[Items listed in a dataset]
══════════════════════════════

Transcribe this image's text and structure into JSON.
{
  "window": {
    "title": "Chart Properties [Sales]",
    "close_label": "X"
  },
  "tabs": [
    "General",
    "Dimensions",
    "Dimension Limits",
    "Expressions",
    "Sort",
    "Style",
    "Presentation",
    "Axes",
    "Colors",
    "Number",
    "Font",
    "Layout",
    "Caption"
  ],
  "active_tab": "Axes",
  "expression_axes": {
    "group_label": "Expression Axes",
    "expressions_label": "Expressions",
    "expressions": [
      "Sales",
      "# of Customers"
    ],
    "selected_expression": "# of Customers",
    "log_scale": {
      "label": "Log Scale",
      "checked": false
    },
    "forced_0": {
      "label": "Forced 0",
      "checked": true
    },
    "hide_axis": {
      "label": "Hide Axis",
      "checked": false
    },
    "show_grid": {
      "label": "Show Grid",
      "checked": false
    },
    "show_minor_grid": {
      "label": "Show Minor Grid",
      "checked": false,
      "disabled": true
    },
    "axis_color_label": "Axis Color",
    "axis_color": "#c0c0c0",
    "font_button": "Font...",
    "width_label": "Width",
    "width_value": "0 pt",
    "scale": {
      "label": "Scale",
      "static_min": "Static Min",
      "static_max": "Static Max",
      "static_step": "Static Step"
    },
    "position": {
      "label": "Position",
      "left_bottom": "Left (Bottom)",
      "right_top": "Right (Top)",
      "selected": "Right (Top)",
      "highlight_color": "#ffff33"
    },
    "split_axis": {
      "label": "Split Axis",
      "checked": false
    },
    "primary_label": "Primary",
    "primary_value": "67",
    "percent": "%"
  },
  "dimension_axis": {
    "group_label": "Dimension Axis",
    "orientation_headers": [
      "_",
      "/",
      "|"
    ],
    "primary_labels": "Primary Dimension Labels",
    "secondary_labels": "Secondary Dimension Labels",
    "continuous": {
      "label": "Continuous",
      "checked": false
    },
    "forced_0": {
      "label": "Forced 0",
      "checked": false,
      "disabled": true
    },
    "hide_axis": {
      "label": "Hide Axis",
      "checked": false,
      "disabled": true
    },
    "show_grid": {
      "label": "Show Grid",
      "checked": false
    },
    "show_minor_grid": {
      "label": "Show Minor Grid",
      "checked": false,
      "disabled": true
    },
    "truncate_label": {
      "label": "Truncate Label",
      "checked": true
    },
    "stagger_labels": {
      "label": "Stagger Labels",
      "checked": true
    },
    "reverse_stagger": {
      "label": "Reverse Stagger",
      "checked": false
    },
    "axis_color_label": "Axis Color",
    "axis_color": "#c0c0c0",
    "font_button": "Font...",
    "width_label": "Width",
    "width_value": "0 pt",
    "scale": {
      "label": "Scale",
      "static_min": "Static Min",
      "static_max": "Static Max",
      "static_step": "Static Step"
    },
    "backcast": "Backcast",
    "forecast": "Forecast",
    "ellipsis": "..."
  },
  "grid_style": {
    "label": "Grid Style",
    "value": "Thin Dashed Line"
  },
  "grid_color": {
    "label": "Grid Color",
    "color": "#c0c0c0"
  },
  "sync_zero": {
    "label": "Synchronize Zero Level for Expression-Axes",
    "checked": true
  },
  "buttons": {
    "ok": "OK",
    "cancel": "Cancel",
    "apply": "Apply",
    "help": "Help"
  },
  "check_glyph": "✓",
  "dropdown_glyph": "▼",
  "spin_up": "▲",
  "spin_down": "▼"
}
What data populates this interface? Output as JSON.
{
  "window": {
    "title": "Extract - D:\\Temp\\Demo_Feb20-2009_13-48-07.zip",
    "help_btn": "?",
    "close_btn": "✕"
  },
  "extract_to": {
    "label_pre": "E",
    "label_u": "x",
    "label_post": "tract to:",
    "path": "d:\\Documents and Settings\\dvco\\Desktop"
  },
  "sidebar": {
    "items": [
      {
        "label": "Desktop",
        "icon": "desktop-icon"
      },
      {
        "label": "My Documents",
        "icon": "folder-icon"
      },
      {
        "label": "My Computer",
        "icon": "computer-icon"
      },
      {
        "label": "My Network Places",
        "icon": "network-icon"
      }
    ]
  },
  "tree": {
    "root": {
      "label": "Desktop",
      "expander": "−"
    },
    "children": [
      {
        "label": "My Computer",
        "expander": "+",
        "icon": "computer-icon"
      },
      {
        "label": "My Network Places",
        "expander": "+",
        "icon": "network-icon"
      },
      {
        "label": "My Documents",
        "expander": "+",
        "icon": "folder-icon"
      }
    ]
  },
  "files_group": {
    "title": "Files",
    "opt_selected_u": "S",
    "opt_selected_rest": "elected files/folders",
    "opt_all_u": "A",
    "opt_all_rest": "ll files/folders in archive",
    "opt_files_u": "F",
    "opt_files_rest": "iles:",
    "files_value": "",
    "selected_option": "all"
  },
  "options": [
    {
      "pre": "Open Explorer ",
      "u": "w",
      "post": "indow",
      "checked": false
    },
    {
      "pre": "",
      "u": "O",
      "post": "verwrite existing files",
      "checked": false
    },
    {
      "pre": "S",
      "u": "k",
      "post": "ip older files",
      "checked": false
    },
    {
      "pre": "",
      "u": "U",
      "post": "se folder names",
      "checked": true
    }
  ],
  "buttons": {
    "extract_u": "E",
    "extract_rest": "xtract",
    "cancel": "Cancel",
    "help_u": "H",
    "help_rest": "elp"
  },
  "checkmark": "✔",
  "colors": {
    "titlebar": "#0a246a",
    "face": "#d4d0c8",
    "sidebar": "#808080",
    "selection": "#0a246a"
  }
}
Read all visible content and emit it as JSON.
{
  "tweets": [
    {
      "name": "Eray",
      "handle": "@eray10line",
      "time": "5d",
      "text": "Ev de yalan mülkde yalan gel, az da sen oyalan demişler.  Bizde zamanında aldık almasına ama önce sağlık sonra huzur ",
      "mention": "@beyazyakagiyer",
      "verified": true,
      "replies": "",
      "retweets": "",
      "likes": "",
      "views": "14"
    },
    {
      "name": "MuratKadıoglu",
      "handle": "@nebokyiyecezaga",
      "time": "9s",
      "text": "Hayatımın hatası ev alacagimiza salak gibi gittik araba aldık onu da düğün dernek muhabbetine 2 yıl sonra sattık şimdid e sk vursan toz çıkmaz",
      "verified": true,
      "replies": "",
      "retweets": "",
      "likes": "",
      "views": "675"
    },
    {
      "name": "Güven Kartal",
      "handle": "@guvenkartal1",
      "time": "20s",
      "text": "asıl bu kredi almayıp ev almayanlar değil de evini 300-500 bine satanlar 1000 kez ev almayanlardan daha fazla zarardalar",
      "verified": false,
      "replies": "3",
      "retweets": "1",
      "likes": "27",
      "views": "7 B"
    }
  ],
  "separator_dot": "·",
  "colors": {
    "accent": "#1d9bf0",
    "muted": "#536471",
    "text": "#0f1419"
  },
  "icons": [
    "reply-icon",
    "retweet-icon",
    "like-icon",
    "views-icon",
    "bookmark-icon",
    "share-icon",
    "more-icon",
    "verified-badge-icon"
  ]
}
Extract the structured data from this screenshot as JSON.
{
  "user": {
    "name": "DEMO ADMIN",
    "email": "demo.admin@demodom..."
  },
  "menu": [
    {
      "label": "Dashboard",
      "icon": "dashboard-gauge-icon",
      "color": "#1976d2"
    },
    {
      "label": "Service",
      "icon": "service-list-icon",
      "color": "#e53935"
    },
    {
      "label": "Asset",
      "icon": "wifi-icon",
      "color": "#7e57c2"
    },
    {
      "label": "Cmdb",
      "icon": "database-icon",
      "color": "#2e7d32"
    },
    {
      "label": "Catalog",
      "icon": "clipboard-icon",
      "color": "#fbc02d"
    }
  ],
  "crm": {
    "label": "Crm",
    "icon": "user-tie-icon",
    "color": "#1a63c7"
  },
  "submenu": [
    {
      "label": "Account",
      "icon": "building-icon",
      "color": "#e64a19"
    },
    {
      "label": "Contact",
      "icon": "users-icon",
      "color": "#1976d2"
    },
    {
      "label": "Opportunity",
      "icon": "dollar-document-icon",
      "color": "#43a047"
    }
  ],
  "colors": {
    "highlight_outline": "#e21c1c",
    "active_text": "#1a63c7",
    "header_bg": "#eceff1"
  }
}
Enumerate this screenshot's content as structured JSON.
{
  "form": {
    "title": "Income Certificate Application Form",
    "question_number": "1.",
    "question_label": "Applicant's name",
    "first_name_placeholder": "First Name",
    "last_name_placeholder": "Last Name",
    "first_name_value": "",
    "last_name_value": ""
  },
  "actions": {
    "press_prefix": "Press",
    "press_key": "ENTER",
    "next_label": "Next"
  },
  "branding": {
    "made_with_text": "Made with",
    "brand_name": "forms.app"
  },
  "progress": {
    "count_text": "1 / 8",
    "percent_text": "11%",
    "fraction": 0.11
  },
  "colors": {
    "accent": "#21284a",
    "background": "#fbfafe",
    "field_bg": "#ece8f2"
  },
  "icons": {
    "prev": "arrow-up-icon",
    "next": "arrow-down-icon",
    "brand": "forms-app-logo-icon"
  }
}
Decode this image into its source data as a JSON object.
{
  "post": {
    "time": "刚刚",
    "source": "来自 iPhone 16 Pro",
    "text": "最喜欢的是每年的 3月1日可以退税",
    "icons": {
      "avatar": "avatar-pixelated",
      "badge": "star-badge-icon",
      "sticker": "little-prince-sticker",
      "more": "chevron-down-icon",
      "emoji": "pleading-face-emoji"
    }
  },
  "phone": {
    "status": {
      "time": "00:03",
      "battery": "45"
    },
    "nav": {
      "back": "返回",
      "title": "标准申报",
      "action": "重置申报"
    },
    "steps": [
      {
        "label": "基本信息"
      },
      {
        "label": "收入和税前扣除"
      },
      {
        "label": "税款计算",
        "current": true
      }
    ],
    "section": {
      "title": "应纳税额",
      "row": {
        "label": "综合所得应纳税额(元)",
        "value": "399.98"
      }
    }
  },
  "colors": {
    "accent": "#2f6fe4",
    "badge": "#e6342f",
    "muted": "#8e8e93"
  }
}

══════════════════════════════

**Given task**
Check each line of the data above for the word "into", then state how many lines have it. Give the number alone.

**Solution to the problem**
2